* start Stored data *

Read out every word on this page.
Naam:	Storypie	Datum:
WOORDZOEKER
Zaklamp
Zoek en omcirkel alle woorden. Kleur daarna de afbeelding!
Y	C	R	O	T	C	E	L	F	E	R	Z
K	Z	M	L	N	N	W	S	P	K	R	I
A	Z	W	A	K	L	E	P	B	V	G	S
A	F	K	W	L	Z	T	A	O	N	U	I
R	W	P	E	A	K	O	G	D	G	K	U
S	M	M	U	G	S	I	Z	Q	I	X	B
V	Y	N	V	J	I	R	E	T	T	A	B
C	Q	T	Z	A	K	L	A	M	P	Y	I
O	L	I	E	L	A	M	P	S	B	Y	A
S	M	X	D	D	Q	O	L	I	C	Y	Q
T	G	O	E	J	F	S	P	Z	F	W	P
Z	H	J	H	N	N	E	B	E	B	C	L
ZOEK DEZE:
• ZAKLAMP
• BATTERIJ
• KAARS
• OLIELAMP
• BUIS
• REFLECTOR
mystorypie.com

* end Stored data *

▸ **What you have to do**: Reproduce the data shown above exactly.

▸ **The output**:
Read out every word on this page.
Naam:	Storypie	Datum:
WOORDZOEKER
Zaklamp
Zoek en omcirkel alle woorden. Kleur daarna de afbeelding!
Y	C	R	O	T	C	E	L	F	E	R	Z
K	Z	M	L	N	N	W	S	P	K	R	I
A	Z	W	A	K	L	E	P	B	V	G	S
A	F	K	W	L	Z	T	A	O	N	U	I
R	W	P	E	A	K	O	G	D	G	K	U
S	M	M	U	G	S	I	Z	Q	I	X	B
V	Y	N	V	J	I	R	E	T	T	A	B
C	Q	T	Z	A	K	L	A	M	P	Y	I
O	L	I	E	L	A	M	P	S	B	Y	A
S	M	X	D	D	Q	O	L	I	C	Y	Q
T	G	O	E	J	F	S	P	Z	F	W	P
Z	H	J	H	N	N	E	B	E	B	C	L
ZOEK DEZE:
• ZAKLAMP
• BATTERIJ
• KAARS
• OLIELAMP
• BUIS
• REFLECTOR
mystorypie.com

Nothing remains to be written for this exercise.